§ Given problem: Can you put the records from the line with "Patent image size: (1020, 454)." up to and including the line with "The photo-sensing element 31 is" into a two-column CSV with the columns description and positions? Use one row per record, place each value in a single quoted field, and replace line breaks with spaces.

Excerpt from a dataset
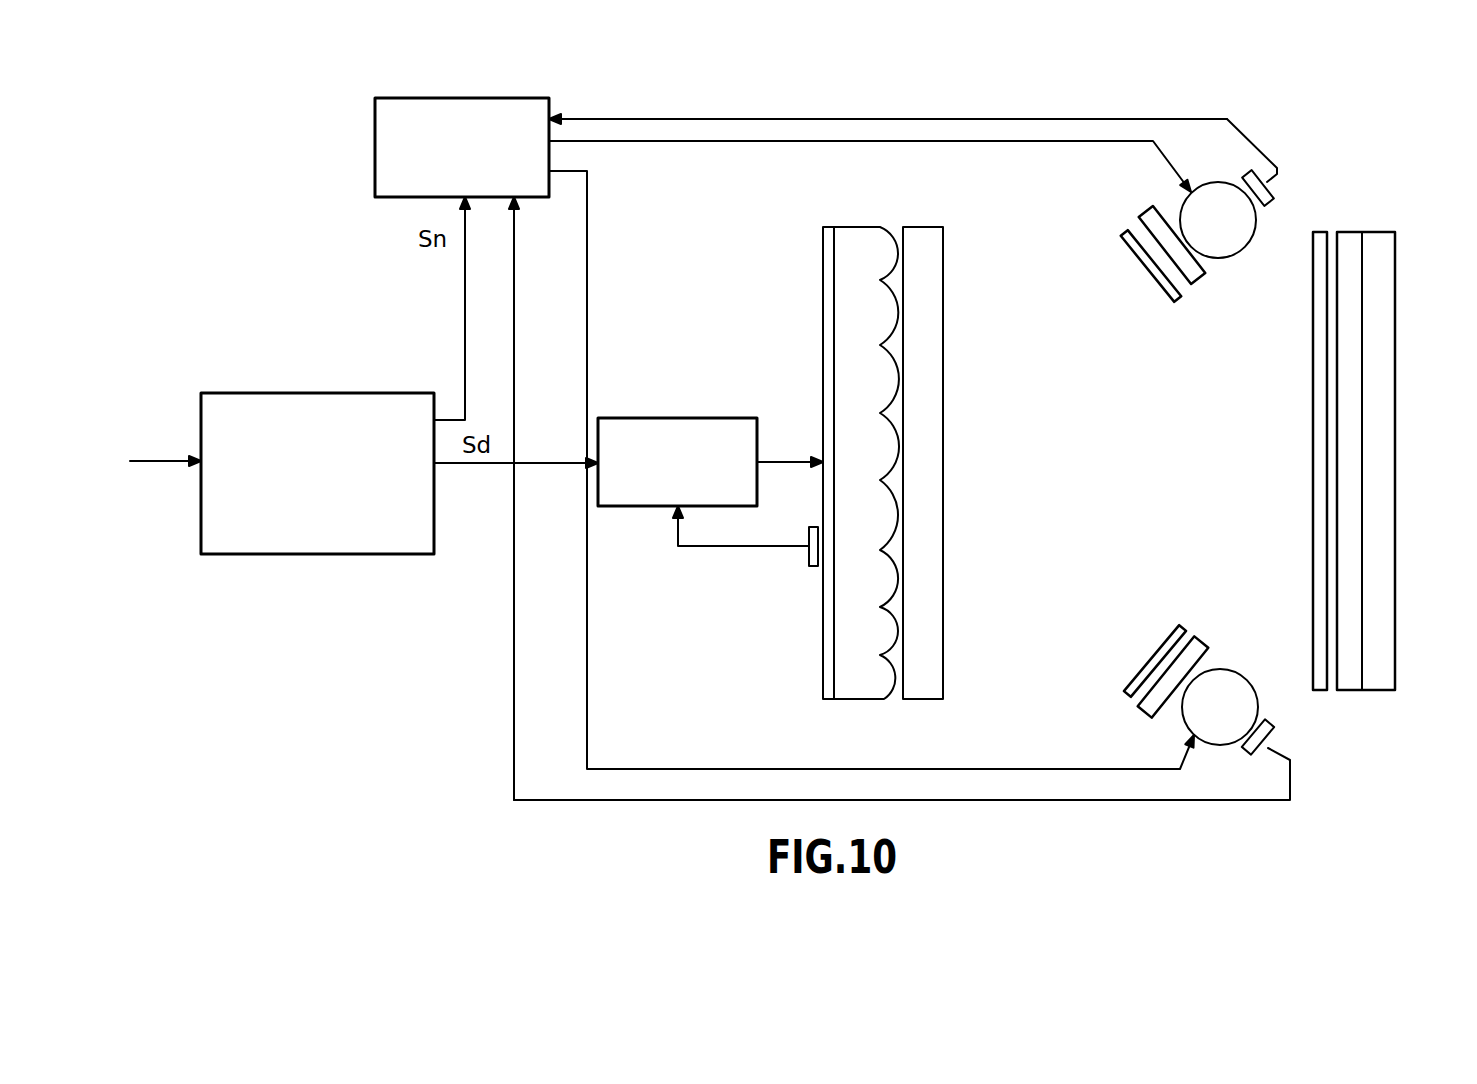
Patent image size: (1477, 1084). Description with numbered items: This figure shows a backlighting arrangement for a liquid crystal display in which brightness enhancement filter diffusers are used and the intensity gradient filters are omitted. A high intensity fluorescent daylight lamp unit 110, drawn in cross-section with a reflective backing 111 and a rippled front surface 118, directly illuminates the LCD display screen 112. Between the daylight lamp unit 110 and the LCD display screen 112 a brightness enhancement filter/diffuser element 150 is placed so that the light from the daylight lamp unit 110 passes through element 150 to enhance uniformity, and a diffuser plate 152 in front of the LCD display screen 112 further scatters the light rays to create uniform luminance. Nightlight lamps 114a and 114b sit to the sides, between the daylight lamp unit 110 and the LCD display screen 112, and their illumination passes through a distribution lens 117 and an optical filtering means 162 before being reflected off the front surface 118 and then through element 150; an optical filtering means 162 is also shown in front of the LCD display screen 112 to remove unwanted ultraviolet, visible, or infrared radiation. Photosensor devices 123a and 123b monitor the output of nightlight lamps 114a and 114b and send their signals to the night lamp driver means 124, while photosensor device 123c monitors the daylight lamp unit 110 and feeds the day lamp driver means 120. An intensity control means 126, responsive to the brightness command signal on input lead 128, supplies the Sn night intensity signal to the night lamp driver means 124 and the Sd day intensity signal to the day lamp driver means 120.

The daylight lamp unit 110 is at (849, 471).
The reflective backing 111 is at (823, 292).
The liquid crystal display screen 112 is at (1405, 484).
The nightlight lamp 114a is at (1223, 257).
The nightlight lamp 114b is at (1188, 728).
The distribution lens 117 is at (1195, 285).
The rippled front surface 118 is at (872, 690).
The day lamp driver means 120 is at (612, 507).
The photosensor device 123a is at (1268, 191).
The photosensor device 123b is at (1273, 733).
The photosensor device 123c is at (813, 567).
The night lamp driver means 124 is at (375, 140).
The intensity control means 126 is at (327, 557).
The brightness control signal input lead 128 is at (152, 458).
The brightness enhancement filter/diffuser element 150 is at (943, 409).
The diffuser plate 152 is at (1345, 692).
The optical filtering means 162 is at (1133, 252).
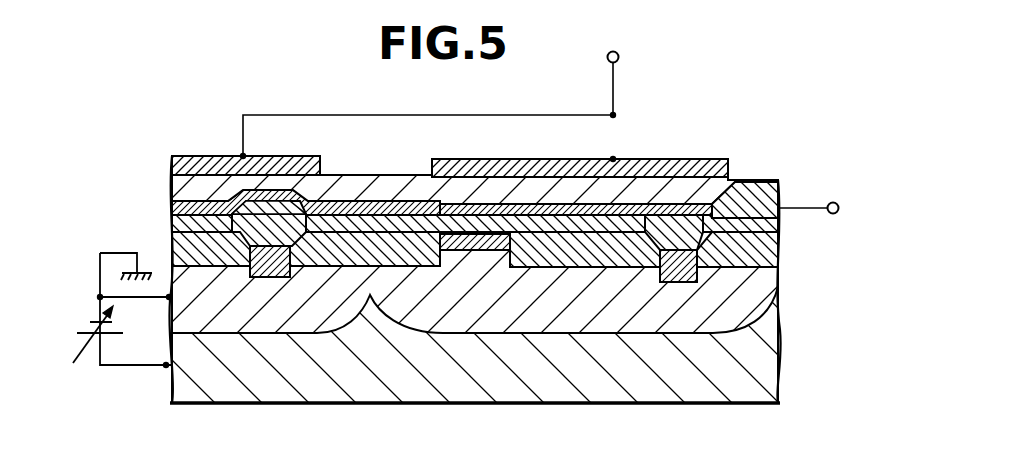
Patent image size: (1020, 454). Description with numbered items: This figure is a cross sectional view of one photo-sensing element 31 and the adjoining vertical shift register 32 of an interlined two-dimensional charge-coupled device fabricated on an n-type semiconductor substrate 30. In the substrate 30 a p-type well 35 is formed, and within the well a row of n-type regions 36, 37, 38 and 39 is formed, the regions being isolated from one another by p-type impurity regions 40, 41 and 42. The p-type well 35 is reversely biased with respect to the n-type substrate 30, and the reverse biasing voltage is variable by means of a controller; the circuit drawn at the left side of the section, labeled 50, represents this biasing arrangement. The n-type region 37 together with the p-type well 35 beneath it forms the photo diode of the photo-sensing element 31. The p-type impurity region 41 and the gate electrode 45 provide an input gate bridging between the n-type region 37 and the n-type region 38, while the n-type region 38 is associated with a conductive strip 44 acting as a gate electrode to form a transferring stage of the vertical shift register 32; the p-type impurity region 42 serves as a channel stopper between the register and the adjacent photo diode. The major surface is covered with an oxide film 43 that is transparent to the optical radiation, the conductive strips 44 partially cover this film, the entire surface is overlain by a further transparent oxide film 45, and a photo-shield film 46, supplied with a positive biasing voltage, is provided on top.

The n-type semiconductor substrate 30 is at (763, 370).
The photo-sensing element 31 is at (437, 403).
The vertical shift register 32 is at (663, 403).
The p-type well 35 is at (490, 322).
The n-type region 36 is at (214, 260).
The n-type region 37 is at (362, 254).
The n-type region 38 is at (573, 263).
The n-type region 39 is at (765, 262).
The p-type impurity region 40 is at (276, 278).
The p-type impurity region 41 is at (488, 250).
The p-type impurity region 42 is at (685, 282).
The oxide film 43 is at (172, 217).
The conductive strip 44 is at (740, 184).
The oxide film 45 is at (810, 176).
The photo-shield film 46 is at (318, 163).
The variable capacitor circuit 50 is at (90, 347).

§ Solution for this task:
description,positions
"Patent image size: (1020, 454). Description with numbered items: This figure is a cross sectional view of one photo-sensing element 31 and the adjoining vertical shift register 32 of an interlined two-dimensional charge-coupled device fabricated on an n-type semiconductor substrate 30. In the substrate 30 a p-type well 35 is formed, and within the well a row of n-type regions 36, 37, 38 and 39 is formed, the regions being isolated from one another by p-type impurity regions 40, 41 and 42. The p-type well 35 is reversely biased with respect to the n-type substrate 30, and the reverse biasing voltage is variable by means of a controller; the circuit drawn at the left side of the section, labeled 50, represents this biasing arrangement. The n-type region 37 together with the p-type well 35 beneath it forms the photo diode of the photo-sensing element 31. The p-type impurity region 41 and the gate electrode 45 provide an input gate bridging between the n-type region 37 and the n-type region 38, while the n-type region 38 is associated with a conductive strip 44 acting as a gate electrode to form a transferring stage of the vertical shift register 32; the p-type impurity region 42 serves as a channel stopper between the register and the adjacent photo diode. The major surface is covered with an oxide film 43 that is transparent to the optical radiation, the conductive strips 44 partially cover this film, the entire surface is overlain by a further transparent oxide film 45, and a photo-shield film 46, supplied with a positive biasing voltage, is provided on top.","The n-type semiconductor substrate 30 is at (763, 370). The photo-sensing element 31 is at (437, 403)."